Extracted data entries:
* * *

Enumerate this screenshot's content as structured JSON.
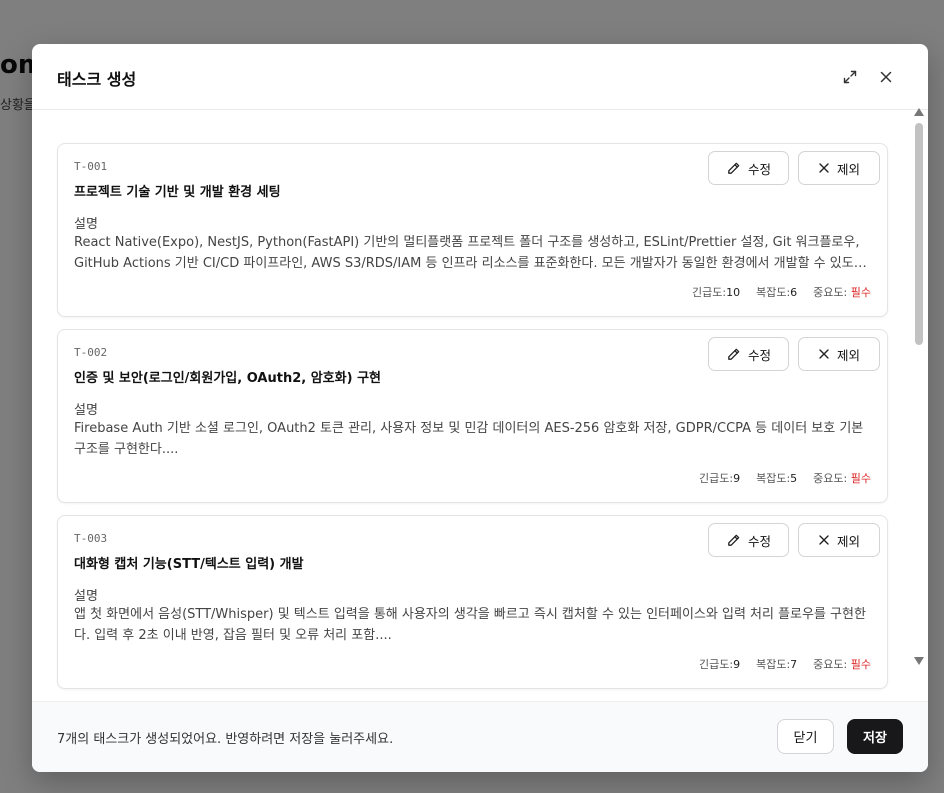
{
  "background": {
    "title_fragment": "om",
    "subtitle_fragment": "상황을"
  },
  "modal": {
    "title": "태스크 생성",
    "edit_label": "수정",
    "exclude_label": "제외",
    "desc_label": "설명",
    "urgency_label": "긴급도:",
    "complexity_label": "복잡도:",
    "importance_label": "중요도:",
    "tasks": [
      {
        "id": "T-001",
        "title": "프로젝트 기술 기반 및 개발 환경 세팅",
        "description": "React Native(Expo), NestJS, Python(FastAPI) 기반의 멀티플랫폼 프로젝트 폴더 구조를 생성하고, ESLint/Prettier 설정, Git 워크플로우, GitHub Actions 기반 CI/CD 파이프라인, AWS S3/RDS/IAM 등 인프라 리소스를 표준화한다. 모든 개발자가 동일한 환경에서 개발할 수 있도록...",
        "urgency": "10",
        "complexity": "6",
        "importance": "필수"
      },
      {
        "id": "T-002",
        "title": "인증 및 보안(로그인/회원가입, OAuth2, 암호화) 구현",
        "description": "Firebase Auth 기반 소셜 로그인, OAuth2 토큰 관리, 사용자 정보 및 민감 데이터의 AES-256 암호화 저장, GDPR/CCPA 등 데이터 보호 기본 구조를 구현한다....",
        "urgency": "9",
        "complexity": "5",
        "importance": "필수"
      },
      {
        "id": "T-003",
        "title": "대화형 캡처 기능(STT/텍스트 입력) 개발",
        "description": "앱 첫 화면에서 음성(STT/Whisper) 및 텍스트 입력을 통해 사용자의 생각을 빠르고 즉시 캡처할 수 있는 인터페이스와 입력 처리 플로우를 구현한다. 입력 후 2초 이내 반영, 잡음 필터 및 오류 처리 포함....",
        "urgency": "9",
        "complexity": "7",
        "importance": "필수"
      }
    ]
  },
  "footer": {
    "message": "7개의 태스크가 생성되었어요. 반영하려면 저장을 눌러주세요.",
    "close_label": "닫기",
    "save_label": "저장"
  },
  "colors": {
    "required": "#dc2626",
    "primary_button": "#18181b"
  }
}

* * *

[To be done]:
Where a line in the material above holds "구현한다", copy that line.

[Written reply]:
        "description": "Firebase Auth 기반 소셜 로그인, OAuth2 토큰 관리, 사용자 정보 및 민감 데이터의 AES-256 암호화 저장, GDPR/CCPA 등 데이터 보호 기본 구조를 구현한다....",
        "description": "앱 첫 화면에서 음성(STT/Whisper) 및 텍스트 입력을 통해 사용자의 생각을 빠르고 즉시 캡처할 수 있는 인터페이스와 입력 처리 플로우를 구현한다. 입력 후 2초 이내 반영, 잡음 필터 및 오류 처리 포함....",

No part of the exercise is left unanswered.